* [REQUIRED WORK]: Rewrite the song article between "Gallery singles chronology" and "1972 American Bandstand.", inclusive, substituting "poor" for "lousy".

* [EXTRACT]:
** begin **
Single by Gallery

from the album Nice to Be with You
- B-side: "Ginger Haired Man"
- Released: February 1972
- Recorded: 1971
- Genre: Soft rock
- Length: 2:37
- Label: Sussex Records
- Songwriter: Jim Gold
- Producers: Mike Theodore and Dennis Coffey

Gallery singles chronology
|  | "Nice to Be with You" (1972) | "I Believe in Music" (1972) |

= Nice to Be with You =

"Nice to Be with You" is a 1972 song, from the album of the same
name, by Gallery.

==Background==
On Dick Clark's American Bandstand of February 26, 1972, "Nice to Be with You" - which had just debuted on that day on the Hot 100 - received a "lousy" average of 57.5, on a scale from 35 to 98, on the "Rate-a-Record" segment of the show. Nevertheless, the group performed the song on the May 13, 1972 American Bandstand.
** end **
(Element and region listings)
** begin **
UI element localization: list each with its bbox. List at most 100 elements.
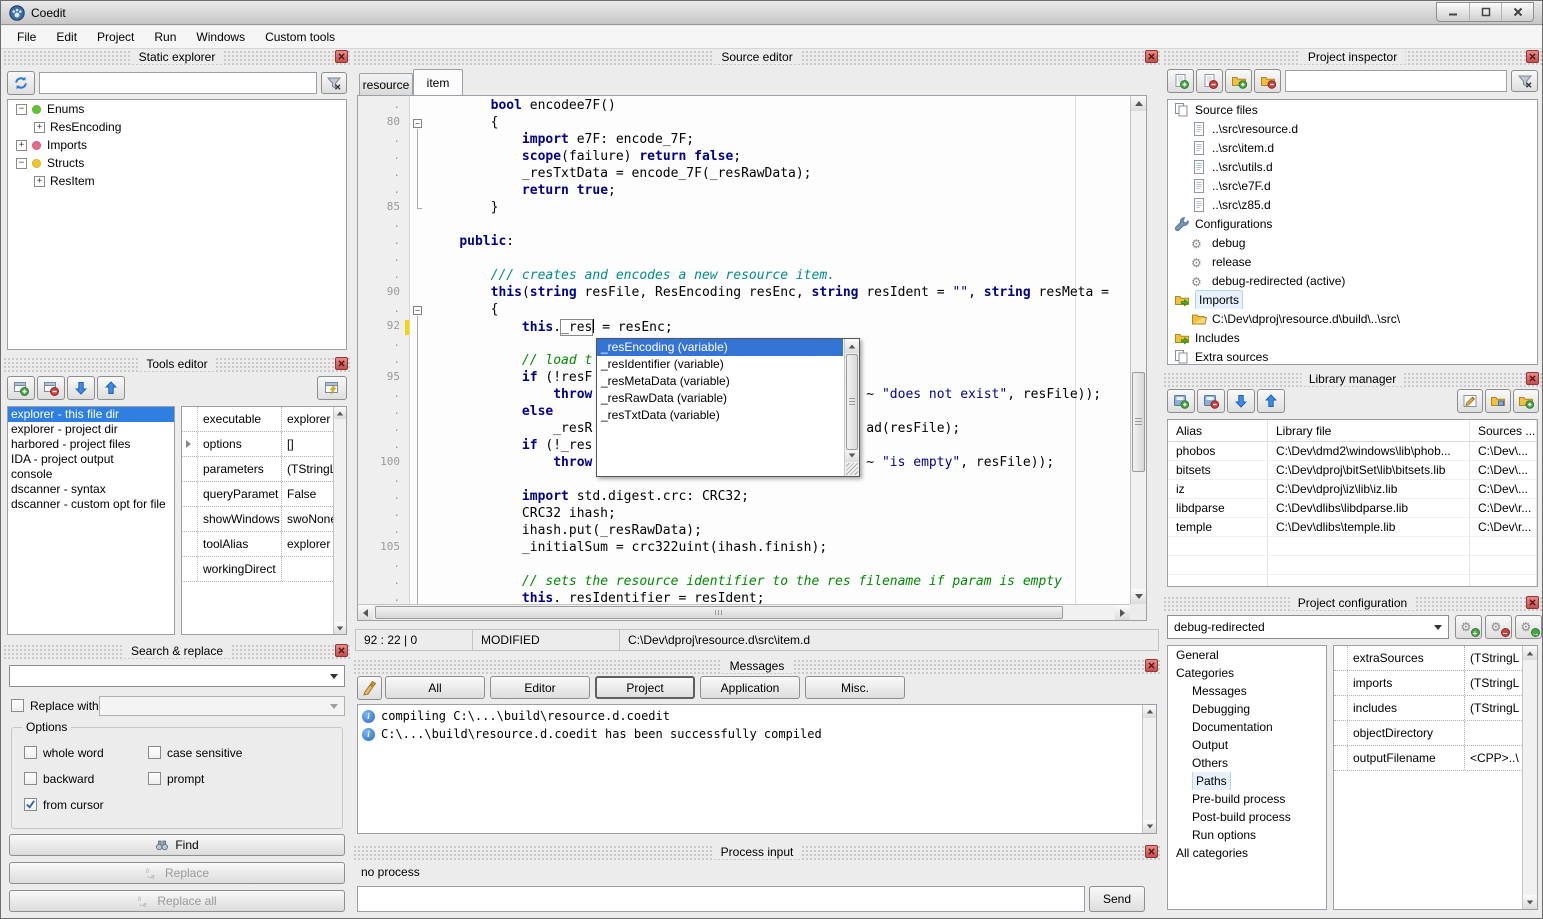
- code-line[interactable]: /// creates and encodes a new resource i…: [428, 268, 1130, 285]
- move-library-up-button[interactable]: [1257, 389, 1285, 413]
- column-header-alias[interactable]: Alias: [1168, 420, 1268, 441]
- category-tree-node[interactable]: Others: [1168, 754, 1326, 772]
- code-line[interactable]: CRC32 ihash;: [428, 506, 1130, 523]
- code-line[interactable]: import e7F: encode_7F;: [428, 132, 1130, 149]
- grid-scrollbar[interactable]: [1522, 646, 1537, 909]
- scroll-down-icon[interactable]: [1131, 589, 1146, 604]
- tab-item[interactable]: item: [413, 69, 463, 95]
- filter-misc[interactable]: Misc.: [805, 676, 905, 699]
- clone-configuration-button[interactable]: ⚙→: [1515, 615, 1542, 639]
- close-icon[interactable]: [1145, 845, 1158, 858]
- tool-list-item[interactable]: dscanner - custom opt for file: [8, 497, 174, 512]
- category-tree-node[interactable]: Messages: [1168, 682, 1326, 700]
- library-from-project-button[interactable]: [1485, 389, 1511, 413]
- menu-item-windows[interactable]: Windows: [186, 27, 255, 47]
- symbol-tree-node[interactable]: +ResEncoding: [8, 118, 346, 136]
- move-tool-up-button[interactable]: [97, 376, 125, 400]
- completion-item[interactable]: _resMetaData (variable): [597, 373, 843, 390]
- scroll-left-icon[interactable]: [358, 605, 373, 620]
- property-row[interactable]: queryParametFalse: [182, 482, 333, 507]
- code-line[interactable]: bool encodee7F(): [428, 98, 1130, 115]
- scroll-right-icon[interactable]: [1115, 605, 1130, 620]
- property-value[interactable]: swoNone: [282, 512, 333, 526]
- filter-editor[interactable]: Editor: [490, 676, 590, 699]
- plus-expander-icon[interactable]: +: [34, 122, 45, 133]
- property-row[interactable]: toolAliasexplorer: [182, 532, 333, 557]
- project-tree-node[interactable]: ..\src\item.d: [1168, 138, 1537, 157]
- column-header-sources-[interactable]: Sources ...: [1470, 420, 1537, 441]
- filter-clear-button[interactable]: [1511, 70, 1538, 92]
- category-tree-node[interactable]: Categories: [1168, 664, 1326, 682]
- minimize-button[interactable]: [1437, 3, 1469, 21]
- find-button[interactable]: Find: [9, 834, 345, 856]
- project-tree-node[interactable]: Configurations: [1168, 214, 1537, 233]
- property-row[interactable]: imports(TStringL: [1334, 671, 1522, 696]
- code-line[interactable]: _resTxtData = encode_7F(_resRawData);: [428, 166, 1130, 183]
- add-configuration-button[interactable]: ⚙+: [1455, 615, 1482, 639]
- category-tree-node[interactable]: All categories: [1168, 844, 1326, 862]
- project-tree-node[interactable]: ..\src\utils.d: [1168, 157, 1537, 176]
- prompt-checkbox[interactable]: [148, 772, 161, 785]
- category-tree-node[interactable]: General: [1168, 646, 1326, 664]
- project-tree-node[interactable]: ⚙release: [1168, 252, 1537, 271]
- hscroll-thumb[interactable]: [375, 606, 1063, 619]
- fold-collapse-icon[interactable]: −: [413, 119, 422, 128]
- clear-messages-button[interactable]: [357, 676, 382, 700]
- fold-collapse-icon[interactable]: −: [413, 306, 422, 315]
- code-line[interactable]: }: [428, 200, 1130, 217]
- code-line[interactable]: {: [428, 115, 1130, 132]
- remove-tool-button[interactable]: [37, 376, 65, 400]
- scroll-up-icon[interactable]: [1523, 646, 1537, 660]
- property-value[interactable]: explorer: [282, 412, 333, 426]
- filter-clear-button[interactable]: [321, 72, 347, 94]
- project-tree-node[interactable]: ..\src\resource.d: [1168, 119, 1537, 138]
- close-icon[interactable]: [335, 50, 348, 63]
- tool-list-item[interactable]: dscanner - syntax: [8, 482, 174, 497]
- symbol-search-input[interactable]: [39, 72, 317, 94]
- filter-project[interactable]: Project: [595, 676, 695, 699]
- refresh-button[interactable]: [7, 71, 35, 95]
- property-row[interactable]: parameters(TStringL: [182, 457, 333, 482]
- category-tree-node[interactable]: Pre-build process: [1168, 790, 1326, 808]
- replace-with-checkbox[interactable]: [11, 699, 24, 712]
- expand-arrow-icon[interactable]: [186, 440, 191, 448]
- code-line[interactable]: {: [428, 302, 1130, 319]
- code-line[interactable]: [428, 251, 1130, 268]
- close-window-button[interactable]: [1501, 3, 1533, 21]
- code-line[interactable]: scope(failure) return false;: [428, 149, 1130, 166]
- project-tree-node[interactable]: Includes: [1168, 328, 1537, 347]
- library-row[interactable]: bitsetsC:\Dev\dproj\bitSet\lib\bitsets.l…: [1168, 461, 1537, 480]
- remove-file-button[interactable]: [1196, 69, 1223, 93]
- menu-item-edit[interactable]: Edit: [46, 27, 87, 47]
- case-sensitive-checkbox[interactable]: [148, 746, 161, 759]
- edit-library-button[interactable]: [1457, 389, 1483, 413]
- scroll-up-icon[interactable]: [1143, 705, 1156, 718]
- close-icon[interactable]: [1145, 50, 1158, 63]
- message-row[interactable]: icompiling C:\...\build\resource.d.coedi…: [358, 707, 1141, 725]
- scroll-up-icon[interactable]: [845, 339, 859, 353]
- category-tree-node[interactable]: Paths: [1168, 772, 1326, 790]
- backward-checkbox[interactable]: [24, 772, 37, 785]
- project-tree-node[interactable]: Extra sources: [1168, 347, 1537, 365]
- process-input-field[interactable]: [357, 886, 1085, 912]
- minus-expander-icon[interactable]: −: [16, 158, 27, 169]
- project-tree-node[interactable]: ⚙debug-redirected (active): [1168, 271, 1537, 290]
- property-row[interactable]: outputFilename<CPP>..\: [1334, 746, 1522, 771]
- completion-item[interactable]: _resTxtData (variable): [597, 407, 843, 424]
- add-library-button[interactable]: [1167, 389, 1195, 413]
- execute-tool-button[interactable]: [317, 376, 347, 400]
- add-file-button[interactable]: [1167, 69, 1194, 93]
- editor-hscrollbar[interactable]: [358, 604, 1130, 620]
- completion-item[interactable]: _resIdentifier (variable): [597, 356, 843, 373]
- category-tree-node[interactable]: Debugging: [1168, 700, 1326, 718]
- category-tree-node[interactable]: Documentation: [1168, 718, 1326, 736]
- project-filter-input[interactable]: [1285, 70, 1507, 92]
- property-value[interactable]: (TStringL: [1465, 676, 1522, 690]
- search-term-combobox[interactable]: [9, 665, 345, 687]
- category-tree-node[interactable]: Post-build process: [1168, 808, 1326, 826]
- remove-folder-button[interactable]: [1254, 69, 1281, 93]
- property-value[interactable]: (TStringL: [1465, 651, 1522, 665]
- library-row[interactable]: templeC:\Dev\dlibs\temple.libC:\Dev\r...: [1168, 518, 1537, 537]
- scroll-up-icon[interactable]: [334, 407, 346, 419]
- code-line[interactable]: import std.digest.crc: CRC32;: [428, 489, 1130, 506]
** end **
* [EXERCISE SOLUTION]:
Gallery singles chronology
|  | "Nice to Be with You" (1972) | "I Believe in Music" (1972) |

= Nice to Be with You =

"Nice to Be with You" is a 1972 song, from the album of the same
name, by Gallery.

==Background==
On Dick Clark's American Bandstand of February 26, 1972, "Nice to Be with You" - which had just debuted on that day on the Hot 100 - received a "poor" average of 57.5, on a scale from 35 to 98, on the "Rate-a-Record" segment of the show. Nevertheless, the group performed the song on the May 13, 1972 American Bandstand.